__Task instructions__:
1: In the forum thread about compiling Android on a Mac, what computer does the original poster own?
2: Carry the forum thread about compiling Android on a Mac forward from where it stops, starting with polo4life's reply to the quoted post.

__Provided text__:
- - - - - - -
# Anyone Compile Android On A Mac?



## icanhazdroid (Jun 24, 2011)

I have an early 2011 8,2 MacBook Pro. Compiling anything spits out nothing but garbage and errors out. I want to do it on Mac because it refuses to run Linux properly and VMs are a bad idea for me... Any help would be appreciated


----------



## polo4life (Nov 13, 2011)

Have you tried bootcamp?


----------



## icanhazdroid (Jun 24, 2011)

I hope you don't mean to run windows....

But seriously I have tried dual booting multiple operating systems (in fact I'm on Fedora right now) but they all have more problems than they're worth. I just know that Macs are supported next to Ubuntu 10.04 (which doesn't load the drivers for my laptop), but nothing compiles without errors and I can't seem to find the right packages.


----------



## polo4life (Nov 13, 2011)

icanhazdroid said:


> I hope you don't mean to run windows....
> 
> But seriously I have tried dual booting multiple operating systems (in fact I'm on Fedora right now) but they all have more problems than they're worth. I just know that Macs are supported next to Ubuntu 10.04 (which doesn't load the drivers for my laptop), but nothing compiles without errors and I can't seem to find the right packages.
- - - - - - -
__Data shown__:
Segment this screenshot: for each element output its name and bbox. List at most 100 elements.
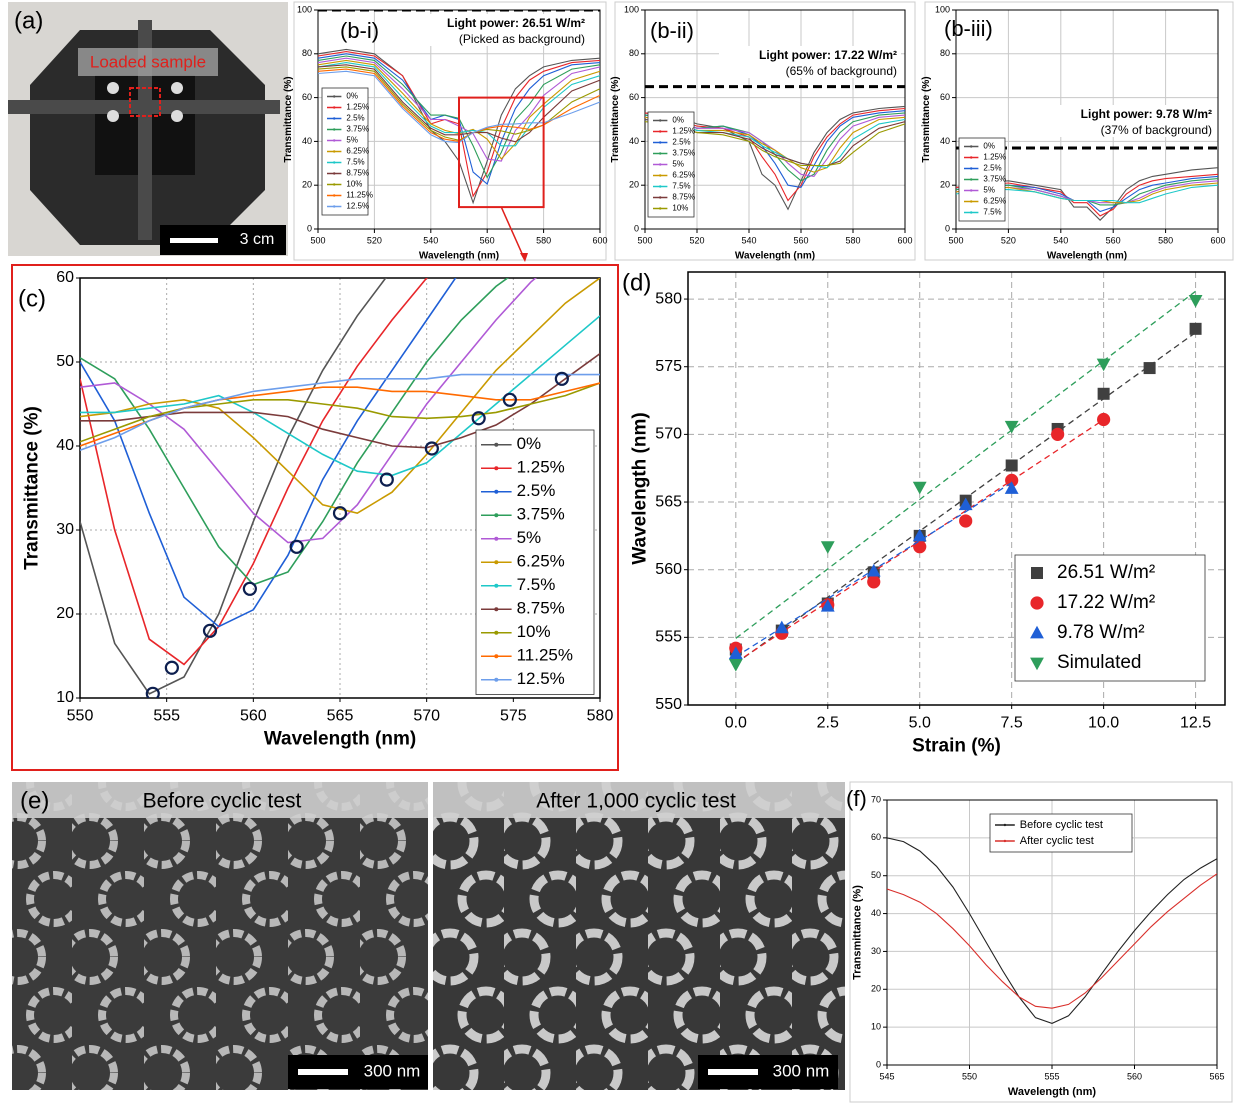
- - - - - - -
__Answers for the tasks__:
1: An early 2011 8,2 MacBook Pro.

2:
Yes, I mean to run Windows. If nothing else you've tried works, why not give it a go? It boots into Windows, and actually runs very well. I run Linux and Windows 7 through it and it gets the job done. If I can do it on a 2006 Blackbook, you can certainly run it well on a new(ish) MBP.


----------



## icanhazdroid (Jun 24, 2011)

polo4life said:


> Yes, I mean to run Windows. If nothing else you've tried works, why not give it a go? It boots into Windows, and actually runs very well. I run Linux and Windows 7 through it and it gets the job done. If I can do it on a 2006 Blackbook, you can certainly run it well on a new(ish) MBP.


Of course boot camp works, but I didn't know it was possible to compile Android on windows. So I apologize I am in the process of building a tower to separate Linux and Windows from Mac, but that'll take a few months.... do you have any guides on compiling on windows?


----------



## polo4life (Nov 13, 2011)

Sir I apologize. I misunderstood your question haha. For some reason the word compiled didn't register in my brain. You were right about not being able to compile in windows. But with bootcamp, you can still boot up Linux. I run Linux mint just fine, but never attempted to compile.

Again I apologize, and sorry for the confusion lol.


----------



## icanhazdroid (Jun 24, 2011)

polo4life said:


> Sir I apologize. I misunderstood your question haha. For some reason the word compiled didn't register in my brain. You were right about not being able to compile in windows. But with bootcamp, you can still boot up Linux. I run Linux mint just fine, but never attempted to compile.
> 
> Again I apologize, and sorry for the confusion lol.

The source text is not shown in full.